[Stored entries]
───
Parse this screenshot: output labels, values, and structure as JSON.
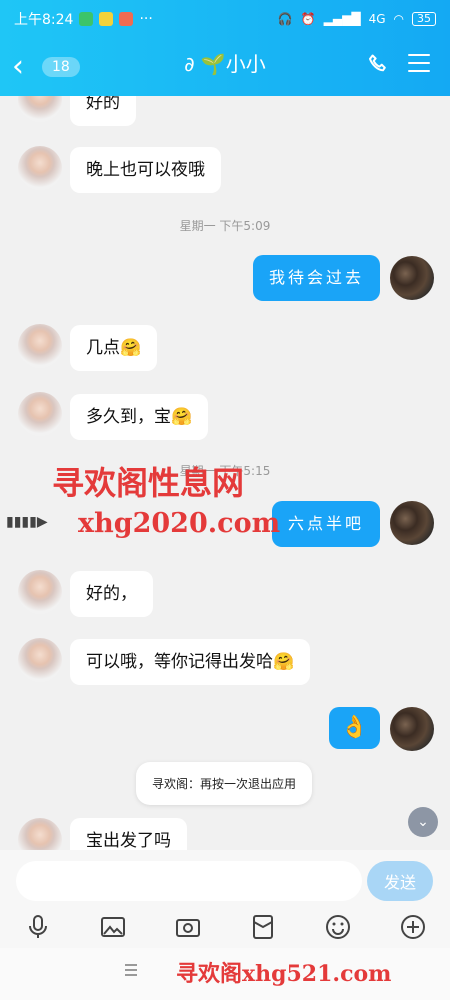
{
  "status_bar": {
    "time": "上午8:24",
    "dots": "···",
    "network": "4G",
    "battery": "35"
  },
  "nav": {
    "unread_count": "18",
    "contact_name": "小小"
  },
  "messages": {
    "m1": "好的",
    "m2": "晚上也可以夜哦",
    "time1": "星期一 下午5:09",
    "m3": "我待会过去",
    "m4": "几点🤗",
    "m5": "多久到，宝🤗",
    "time2": "星期一 下午5:15",
    "m6": "六点半吧",
    "m7": "好的，",
    "m8": "可以哦，等你记得出发哈🤗",
    "m9": "👌",
    "m10": "宝出发了吗"
  },
  "toast": "寻欢阁：再按一次退出应用",
  "input": {
    "placeholder": "",
    "send_label": "发送"
  },
  "watermarks": {
    "line1": "寻欢阁性息网",
    "line2": "xhg2020.com",
    "bottom": "寻欢阁xhg521.com"
  },
  "icons": {
    "back": "chevron-left-icon",
    "phone": "phone-icon",
    "menu": "menu-icon",
    "mic": "microphone-icon",
    "image": "image-icon",
    "camera": "camera-icon",
    "red_packet": "red-packet-icon",
    "emoji": "emoji-icon",
    "plus": "plus-icon"
  }
}
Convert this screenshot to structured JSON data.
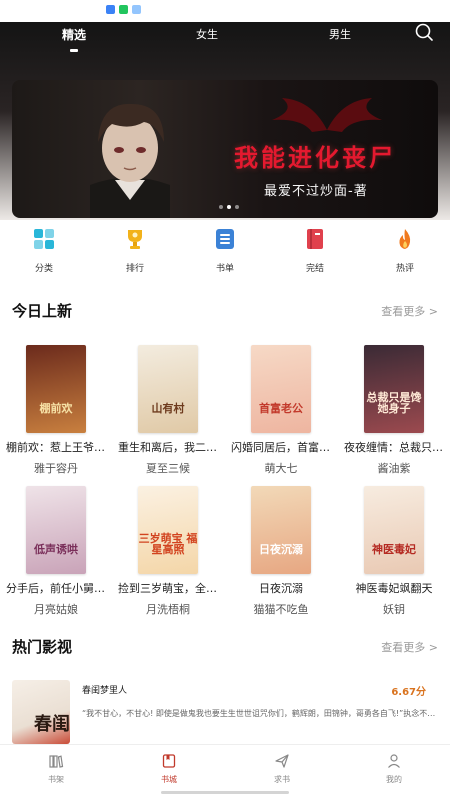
{
  "top_tabs": [
    {
      "label": "精选",
      "active": true
    },
    {
      "label": "女生",
      "active": false
    },
    {
      "label": "男生",
      "active": false
    }
  ],
  "banner": {
    "title": "我能进化丧尸",
    "author": "最爱不过炒面-著",
    "page_count": 5,
    "active_index": 1
  },
  "categories": [
    {
      "label": "分类",
      "icon": "grid-icon",
      "color": "#29b6d8"
    },
    {
      "label": "排行",
      "icon": "trophy-icon",
      "color": "#f2b21a"
    },
    {
      "label": "书单",
      "icon": "list-icon",
      "color": "#3b82d6"
    },
    {
      "label": "完结",
      "icon": "book-icon",
      "color": "#e0414d"
    },
    {
      "label": "热评",
      "icon": "fire-icon",
      "color": "#f07a1f"
    }
  ],
  "new_today": {
    "title": "今日上新",
    "more": "查看更多 >",
    "books": [
      {
        "title": "棚前欢：惹上王爷插翅难逃",
        "author": "雅于容丹",
        "cover_text": "棚前欢",
        "c1": "#6b2a1c",
        "c2": "#c9803f",
        "tc": "#f7e2a6"
      },
      {
        "title": "重生和离后，我二婚当皇后",
        "author": "夏至三候",
        "cover_text": "山有村",
        "c1": "#f3ecdf",
        "c2": "#e0c9a6",
        "tc": "#6e3b1e"
      },
      {
        "title": "闪婚同居后，首富老公宠妻",
        "author": "萌大七",
        "cover_text": "首富老公",
        "c1": "#f6d9c6",
        "c2": "#eeb5a0",
        "tc": "#c2392b"
      },
      {
        "title": "夜夜缠情：总裁只是馋她身子",
        "author": "酱油紫",
        "cover_text": "总裁只是馋她身子",
        "c1": "#3a2a35",
        "c2": "#9c4a4f",
        "tc": "#ffe9d6"
      },
      {
        "title": "分手后，前任小舅对我低声诱哄",
        "author": "月亮姑娘",
        "cover_text": "低声诱哄",
        "c1": "#efe3e8",
        "c2": "#c9a3b8",
        "tc": "#7a2f5a"
      },
      {
        "title": "捡到三岁萌宝，全家福星高照",
        "author": "月洗梧桐",
        "cover_text": "三岁萌宝 福星高照",
        "c1": "#fbf1e2",
        "c2": "#f4d6a8",
        "tc": "#d2431f"
      },
      {
        "title": "日夜沉溺",
        "author": "猫猫不吃鱼",
        "cover_text": "日夜沉溺",
        "c1": "#f2d9b8",
        "c2": "#e7a782",
        "tc": "#ffffff"
      },
      {
        "title": "神医毒妃飒翻天",
        "author": "妖钥",
        "cover_text": "神医毒妃",
        "c1": "#f7ece0",
        "c2": "#e9c9b3",
        "tc": "#b52a22"
      }
    ]
  },
  "hot_video": {
    "title": "热门影视",
    "more": "查看更多 >",
    "item": {
      "title": "春闺梦里人",
      "score": "6.67分",
      "description": "“我不甘心，不甘心! 即使是做鬼我也要生生世世诅咒你们，鹤辉朗，田锦钟，哥勇各自飞!”执念不散，冤魂难离",
      "thumb_text": "春闺"
    }
  },
  "bottom_nav": [
    {
      "label": "书架",
      "icon": "bookshelf-icon",
      "active": false
    },
    {
      "label": "书城",
      "icon": "bookstore-icon",
      "active": true
    },
    {
      "label": "求书",
      "icon": "send-icon",
      "active": false
    },
    {
      "label": "我的",
      "icon": "user-icon",
      "active": false
    }
  ],
  "colors": {
    "accent": "#c0392b",
    "banner_title": "#e4192f",
    "score": "#d9731f"
  }
}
───
WRITTEN INSTRUCTION: Collect each line holding the string "screenshot".

ANSWER:
Parse this screenshot: output labels, values, and structure as JSON.
Convert this screenshot to structured JSON data.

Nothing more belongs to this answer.